:: WHAT IS EXPECTED ::
Return every line below in which "name" appears.

--

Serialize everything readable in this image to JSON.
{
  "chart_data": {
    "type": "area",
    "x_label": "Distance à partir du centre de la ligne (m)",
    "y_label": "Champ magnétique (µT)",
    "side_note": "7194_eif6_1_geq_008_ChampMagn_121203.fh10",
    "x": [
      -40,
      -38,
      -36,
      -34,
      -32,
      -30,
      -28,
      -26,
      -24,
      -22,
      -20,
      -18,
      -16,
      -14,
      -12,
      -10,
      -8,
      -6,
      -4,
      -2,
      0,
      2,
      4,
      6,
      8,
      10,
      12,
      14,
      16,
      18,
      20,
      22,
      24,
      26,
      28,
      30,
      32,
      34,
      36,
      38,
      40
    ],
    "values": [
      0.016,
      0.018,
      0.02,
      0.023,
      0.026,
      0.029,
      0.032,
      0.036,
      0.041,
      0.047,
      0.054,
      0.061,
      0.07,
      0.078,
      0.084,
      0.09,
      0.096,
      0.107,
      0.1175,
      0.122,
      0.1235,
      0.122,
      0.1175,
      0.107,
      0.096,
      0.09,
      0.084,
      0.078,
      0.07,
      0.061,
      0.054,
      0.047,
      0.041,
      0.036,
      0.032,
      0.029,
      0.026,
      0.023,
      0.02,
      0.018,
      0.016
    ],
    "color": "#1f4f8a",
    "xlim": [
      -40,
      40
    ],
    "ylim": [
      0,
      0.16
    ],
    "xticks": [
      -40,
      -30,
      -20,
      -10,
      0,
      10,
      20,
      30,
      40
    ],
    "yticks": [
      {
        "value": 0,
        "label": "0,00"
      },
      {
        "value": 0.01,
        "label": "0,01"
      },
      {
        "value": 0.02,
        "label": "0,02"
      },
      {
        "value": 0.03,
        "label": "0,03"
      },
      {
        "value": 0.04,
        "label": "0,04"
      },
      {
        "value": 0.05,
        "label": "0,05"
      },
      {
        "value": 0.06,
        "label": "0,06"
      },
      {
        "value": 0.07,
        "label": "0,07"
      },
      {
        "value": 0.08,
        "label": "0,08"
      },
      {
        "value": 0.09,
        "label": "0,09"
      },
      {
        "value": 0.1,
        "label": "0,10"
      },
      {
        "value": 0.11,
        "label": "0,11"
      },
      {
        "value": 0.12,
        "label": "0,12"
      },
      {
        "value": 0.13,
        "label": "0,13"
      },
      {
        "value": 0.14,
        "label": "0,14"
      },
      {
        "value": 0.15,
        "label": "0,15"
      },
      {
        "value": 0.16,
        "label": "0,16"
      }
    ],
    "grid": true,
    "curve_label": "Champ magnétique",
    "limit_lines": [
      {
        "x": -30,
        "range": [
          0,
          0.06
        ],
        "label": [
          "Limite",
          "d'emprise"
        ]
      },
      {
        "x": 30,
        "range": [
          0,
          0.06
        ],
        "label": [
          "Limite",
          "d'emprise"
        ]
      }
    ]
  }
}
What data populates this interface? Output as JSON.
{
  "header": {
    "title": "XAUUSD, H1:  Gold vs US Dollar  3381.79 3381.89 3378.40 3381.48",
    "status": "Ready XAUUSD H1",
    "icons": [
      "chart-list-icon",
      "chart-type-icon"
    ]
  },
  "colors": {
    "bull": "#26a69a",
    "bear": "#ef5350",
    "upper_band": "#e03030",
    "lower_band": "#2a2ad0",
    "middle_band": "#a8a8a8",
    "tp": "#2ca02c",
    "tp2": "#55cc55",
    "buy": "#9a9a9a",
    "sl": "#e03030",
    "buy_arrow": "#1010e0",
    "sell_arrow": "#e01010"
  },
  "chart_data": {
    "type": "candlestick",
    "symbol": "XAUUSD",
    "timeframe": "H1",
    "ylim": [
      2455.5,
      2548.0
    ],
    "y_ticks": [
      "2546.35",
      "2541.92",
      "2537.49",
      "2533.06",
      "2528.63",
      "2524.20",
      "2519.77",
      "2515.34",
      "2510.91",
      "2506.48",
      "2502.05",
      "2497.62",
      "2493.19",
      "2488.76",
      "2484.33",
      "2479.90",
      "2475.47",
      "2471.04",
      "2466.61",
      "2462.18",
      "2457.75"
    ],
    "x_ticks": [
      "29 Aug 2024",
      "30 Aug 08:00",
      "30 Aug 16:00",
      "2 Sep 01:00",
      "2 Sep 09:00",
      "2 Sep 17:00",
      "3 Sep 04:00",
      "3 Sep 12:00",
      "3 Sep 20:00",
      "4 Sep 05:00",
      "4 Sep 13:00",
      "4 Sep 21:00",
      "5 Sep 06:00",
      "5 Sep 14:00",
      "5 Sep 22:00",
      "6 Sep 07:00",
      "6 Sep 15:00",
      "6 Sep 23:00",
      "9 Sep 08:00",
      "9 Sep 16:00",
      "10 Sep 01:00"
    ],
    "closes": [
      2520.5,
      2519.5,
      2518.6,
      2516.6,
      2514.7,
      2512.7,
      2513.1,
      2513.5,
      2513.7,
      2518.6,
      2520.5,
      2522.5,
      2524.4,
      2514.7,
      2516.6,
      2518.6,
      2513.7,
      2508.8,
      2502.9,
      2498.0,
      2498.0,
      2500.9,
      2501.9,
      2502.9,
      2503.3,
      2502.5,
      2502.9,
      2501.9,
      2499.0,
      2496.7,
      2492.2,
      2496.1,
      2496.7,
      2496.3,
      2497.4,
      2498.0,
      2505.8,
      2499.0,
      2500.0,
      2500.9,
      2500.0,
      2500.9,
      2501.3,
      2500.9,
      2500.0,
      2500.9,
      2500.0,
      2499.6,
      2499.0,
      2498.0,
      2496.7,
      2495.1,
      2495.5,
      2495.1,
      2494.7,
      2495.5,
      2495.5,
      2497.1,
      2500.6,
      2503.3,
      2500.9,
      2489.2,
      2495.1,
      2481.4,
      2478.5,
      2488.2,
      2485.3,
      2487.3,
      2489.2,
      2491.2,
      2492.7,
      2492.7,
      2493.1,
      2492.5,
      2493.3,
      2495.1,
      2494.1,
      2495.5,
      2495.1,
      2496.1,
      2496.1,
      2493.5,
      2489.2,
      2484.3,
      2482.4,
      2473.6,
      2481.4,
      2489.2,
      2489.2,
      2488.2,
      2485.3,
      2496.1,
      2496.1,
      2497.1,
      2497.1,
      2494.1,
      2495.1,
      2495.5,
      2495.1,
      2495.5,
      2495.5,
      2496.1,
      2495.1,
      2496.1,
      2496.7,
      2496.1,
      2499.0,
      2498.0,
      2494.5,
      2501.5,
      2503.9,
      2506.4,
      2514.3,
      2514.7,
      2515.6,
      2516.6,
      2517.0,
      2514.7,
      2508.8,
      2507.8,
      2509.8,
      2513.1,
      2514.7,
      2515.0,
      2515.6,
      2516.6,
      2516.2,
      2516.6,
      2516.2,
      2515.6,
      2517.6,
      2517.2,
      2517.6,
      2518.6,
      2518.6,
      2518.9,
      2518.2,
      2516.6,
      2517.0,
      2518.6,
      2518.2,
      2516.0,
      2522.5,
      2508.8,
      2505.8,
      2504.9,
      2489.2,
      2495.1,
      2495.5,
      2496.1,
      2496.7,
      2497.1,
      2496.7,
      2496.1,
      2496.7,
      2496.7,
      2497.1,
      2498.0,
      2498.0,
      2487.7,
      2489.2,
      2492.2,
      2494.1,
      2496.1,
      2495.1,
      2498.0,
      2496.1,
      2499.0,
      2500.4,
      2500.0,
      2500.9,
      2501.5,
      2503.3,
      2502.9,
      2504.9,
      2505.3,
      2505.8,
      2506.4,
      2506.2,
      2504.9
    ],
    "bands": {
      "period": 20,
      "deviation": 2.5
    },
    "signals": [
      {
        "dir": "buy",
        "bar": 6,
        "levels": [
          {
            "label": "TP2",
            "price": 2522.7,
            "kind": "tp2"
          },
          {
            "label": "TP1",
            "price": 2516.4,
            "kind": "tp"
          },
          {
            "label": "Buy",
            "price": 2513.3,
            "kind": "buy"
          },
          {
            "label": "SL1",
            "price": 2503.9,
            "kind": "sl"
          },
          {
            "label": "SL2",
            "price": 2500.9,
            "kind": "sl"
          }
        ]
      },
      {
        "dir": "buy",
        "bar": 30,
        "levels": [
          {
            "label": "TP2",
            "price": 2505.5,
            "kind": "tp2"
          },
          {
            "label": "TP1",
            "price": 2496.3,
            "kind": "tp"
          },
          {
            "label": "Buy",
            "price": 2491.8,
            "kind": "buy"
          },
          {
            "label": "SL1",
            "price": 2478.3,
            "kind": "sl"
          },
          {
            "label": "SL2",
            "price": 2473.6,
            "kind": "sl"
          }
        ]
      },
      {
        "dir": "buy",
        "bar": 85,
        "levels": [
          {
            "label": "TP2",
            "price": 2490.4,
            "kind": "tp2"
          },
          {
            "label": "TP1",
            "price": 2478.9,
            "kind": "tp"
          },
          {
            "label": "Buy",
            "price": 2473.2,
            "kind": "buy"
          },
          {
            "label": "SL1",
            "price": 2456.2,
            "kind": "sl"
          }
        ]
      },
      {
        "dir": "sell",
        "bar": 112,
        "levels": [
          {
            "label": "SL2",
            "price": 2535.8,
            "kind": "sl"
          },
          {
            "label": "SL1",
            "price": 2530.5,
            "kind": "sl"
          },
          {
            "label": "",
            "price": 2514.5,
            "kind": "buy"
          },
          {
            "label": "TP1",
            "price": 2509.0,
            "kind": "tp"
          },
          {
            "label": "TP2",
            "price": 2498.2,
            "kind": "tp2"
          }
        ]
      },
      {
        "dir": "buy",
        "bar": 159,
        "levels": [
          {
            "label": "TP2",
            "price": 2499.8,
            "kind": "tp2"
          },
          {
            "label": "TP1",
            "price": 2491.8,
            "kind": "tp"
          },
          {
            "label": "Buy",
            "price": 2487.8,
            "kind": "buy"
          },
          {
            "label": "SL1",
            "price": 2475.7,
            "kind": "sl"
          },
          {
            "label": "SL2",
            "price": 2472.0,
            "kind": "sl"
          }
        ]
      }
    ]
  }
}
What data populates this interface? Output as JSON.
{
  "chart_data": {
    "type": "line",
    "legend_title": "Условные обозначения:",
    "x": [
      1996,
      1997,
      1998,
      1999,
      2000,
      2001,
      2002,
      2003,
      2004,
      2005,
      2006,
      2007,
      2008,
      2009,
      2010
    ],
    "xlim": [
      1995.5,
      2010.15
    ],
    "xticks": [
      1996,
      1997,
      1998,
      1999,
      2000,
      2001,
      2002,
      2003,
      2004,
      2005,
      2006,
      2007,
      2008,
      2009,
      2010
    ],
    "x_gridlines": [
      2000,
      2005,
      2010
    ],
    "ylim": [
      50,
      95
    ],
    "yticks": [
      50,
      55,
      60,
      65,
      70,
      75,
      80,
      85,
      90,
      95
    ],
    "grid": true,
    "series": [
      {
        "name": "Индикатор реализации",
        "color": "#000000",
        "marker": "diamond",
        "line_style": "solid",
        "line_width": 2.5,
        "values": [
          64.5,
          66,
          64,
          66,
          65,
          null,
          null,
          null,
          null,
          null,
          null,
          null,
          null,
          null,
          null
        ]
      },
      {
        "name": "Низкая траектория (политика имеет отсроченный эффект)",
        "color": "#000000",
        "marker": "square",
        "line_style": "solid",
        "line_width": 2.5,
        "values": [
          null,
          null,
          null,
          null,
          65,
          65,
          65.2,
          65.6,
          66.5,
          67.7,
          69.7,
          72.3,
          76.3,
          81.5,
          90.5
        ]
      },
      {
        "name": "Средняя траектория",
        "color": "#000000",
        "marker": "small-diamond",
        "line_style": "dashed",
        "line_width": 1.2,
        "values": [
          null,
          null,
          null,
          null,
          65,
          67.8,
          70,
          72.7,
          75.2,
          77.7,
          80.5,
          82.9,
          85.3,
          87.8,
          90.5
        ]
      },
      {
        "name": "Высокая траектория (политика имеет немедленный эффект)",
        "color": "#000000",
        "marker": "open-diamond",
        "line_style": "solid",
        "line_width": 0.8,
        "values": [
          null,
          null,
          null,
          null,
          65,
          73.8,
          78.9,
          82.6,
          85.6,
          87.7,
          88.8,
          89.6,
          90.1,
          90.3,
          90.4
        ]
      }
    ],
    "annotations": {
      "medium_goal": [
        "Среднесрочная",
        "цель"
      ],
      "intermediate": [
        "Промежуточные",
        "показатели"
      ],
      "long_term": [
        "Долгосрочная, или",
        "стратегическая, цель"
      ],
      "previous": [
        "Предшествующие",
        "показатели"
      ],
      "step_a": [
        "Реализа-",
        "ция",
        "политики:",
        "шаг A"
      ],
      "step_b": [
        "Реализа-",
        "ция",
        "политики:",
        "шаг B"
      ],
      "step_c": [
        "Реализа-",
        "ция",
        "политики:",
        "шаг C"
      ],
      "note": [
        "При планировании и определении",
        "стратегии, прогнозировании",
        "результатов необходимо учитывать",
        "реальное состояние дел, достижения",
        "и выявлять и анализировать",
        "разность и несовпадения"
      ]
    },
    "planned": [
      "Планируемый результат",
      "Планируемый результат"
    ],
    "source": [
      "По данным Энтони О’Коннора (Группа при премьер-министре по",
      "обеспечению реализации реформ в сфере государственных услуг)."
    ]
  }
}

--

:: EXERCISE OUTPUT ::
        "name": "Индикатор реализации",
        "name": "Низкая траектория (политика имеет отсроченный эффект)",
        "name": "Средняя траектория",
        "name": "Высокая траектория (политика имеет немедленный эффект)",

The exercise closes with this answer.